Instructions to follow —
Skip the images and copy each record exactly as written.

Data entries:
□ □ □ □
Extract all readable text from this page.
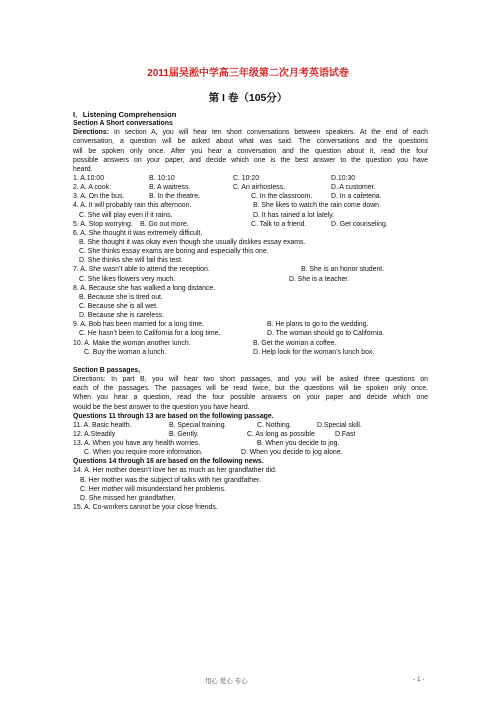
2011届吴淞中学高三年级第二次月考英语试卷
第 I 卷（105分）
I．Listening Comprehension
Section A Short conversations
Directions: In section A, you will hear ten short conversations between speakers. At the end of each
conversation, a question will be asked about what was said. The conversations and the questions
will be spoken only once. After you hear a conversation and the question about it, read the four
possible answers on your paper, and decide which one is the best answer to the question you have
heard.
1. A.10:00	B. 10:10	C. 10:20	D.10:30
2. A. A cook.	B. A waitress.	C. An airhostess.	D. A customer.
3. A. On the bus.	B. In the theatre.	C. In the classroom.	D. In a cafeteria.
4. A. It will probably rain this afternoon.	B. She likes to watch the rain come down
C. She will play even if it rains.	D. It has rained a lot lately.
5. A. Stop worrying. B. Go out more.	C. Talk to a friend.	D. Get counseling.
6. A. She thought it was extremely difficult.
B. She thought it was okay even though she usually dislikes essay exams.
C. She thinks essay exams are boring and especially this one.
D. She thinks she will fail this test.
7. A. She wasn’t able to attend the reception.	B. She is an honor student.
C. She likes flowers very much.	D. She is a teacher.
8. A. Because she has walked a long distance.
B. Because she is tired out.
C. Because she is all wet.
D. Because she is careless.
9. A. Bob has been married for a long time.	B. He plans to go to the wedding.
C. He hasn’t been to California for a long time.	D. The woman should go to California.
10. A. Make the woman another lunch.	B. Get the woman a coffee.
C. Buy the woman a lunch.	D. Help look for the woman’s lunch box.
Section B passages,
Directions: In part B, you will hear two short passages, and you will be asked three questions on
each of the passages. The passages will be read twice, but the questions will be spoken only once.
When you hear a question, read the four possible answers on your paper and decide which one
would be the best answer to the question you have heard.
Questions 11 through 13 are based on the following passage.
11. A. Basic health.	B. Special training.	C. Nothing.	D.Special skill.
12. A.Steadily	B. Gently.	C. As long as possible	D.Fast
13. A. When you have any health worries.	B. When you decide to jog.
C. When you require more information.	D. When you decide to jog alone.
Questions 14 through 16 are based on the following news.
14. A. Her mother doesn’t love her as much as her grandfather did.
B. Her mother was the subject of talks with her grandfather.
C. Her mother will misunderstand her problems.
D. She missed her grandfather.
15. A. Co-workers cannot be your close friends.
用心 爱心 专心	- 1 -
□ □ □ □
The output —
Extract all readable text from this page.
2011届吴淞中学高三年级第二次月考英语试卷
第 I 卷（105分）
I．Listening Comprehension
Section A Short conversations
Directions: In section A, you will hear ten short conversations between speakers. At the end of each
conversation, a question will be asked about what was said. The conversations and the questions
will be spoken only once. After you hear a conversation and the question about it, read the four
possible answers on your paper, and decide which one is the best answer to the question you have
heard.
1. A.10:00	B. 10:10	C. 10:20	D.10:30
2. A. A cook.	B. A waitress.	C. An airhostess.	D. A customer.
3. A. On the bus.	B. In the theatre.	C. In the classroom.	D. In a cafeteria.
4. A. It will probably rain this afternoon.	B. She likes to watch the rain come down
C. She will play even if it rains.	D. It has rained a lot lately.
5. A. Stop worrying. B. Go out more.	C. Talk to a friend.	D. Get counseling.
6. A. She thought it was extremely difficult.
B. She thought it was okay even though she usually dislikes essay exams.
C. She thinks essay exams are boring and especially this one.
D. She thinks she will fail this test.
7. A. She wasn’t able to attend the reception.	B. She is an honor student.
C. She likes flowers very much.	D. She is a teacher.
8. A. Because she has walked a long distance.
B. Because she is tired out.
C. Because she is all wet.
D. Because she is careless.
9. A. Bob has been married for a long time.	B. He plans to go to the wedding.
C. He hasn’t been to California for a long time.	D. The woman should go to California.
10. A. Make the woman another lunch.	B. Get the woman a coffee.
C. Buy the woman a lunch.	D. Help look for the woman’s lunch box.
Section B passages,
Directions: In part B, you will hear two short passages, and you will be asked three questions on
each of the passages. The passages will be read twice, but the questions will be spoken only once.
When you hear a question, read the four possible answers on your paper and decide which one
would be the best answer to the question you have heard.
Questions 11 through 13 are based on the following passage.
11. A. Basic health.	B. Special training.	C. Nothing.	D.Special skill.
12. A.Steadily	B. Gently.	C. As long as possible	D.Fast
13. A. When you have any health worries.	B. When you decide to jog.
C. When you require more information.	D. When you decide to jog alone.
Questions 14 through 16 are based on the following news.
14. A. Her mother doesn’t love her as much as her grandfather did.
B. Her mother was the subject of talks with her grandfather.
C. Her mother will misunderstand her problems.
D. She missed her grandfather.
15. A. Co-workers cannot be your close friends.
用心 爱心 专心	- 1 -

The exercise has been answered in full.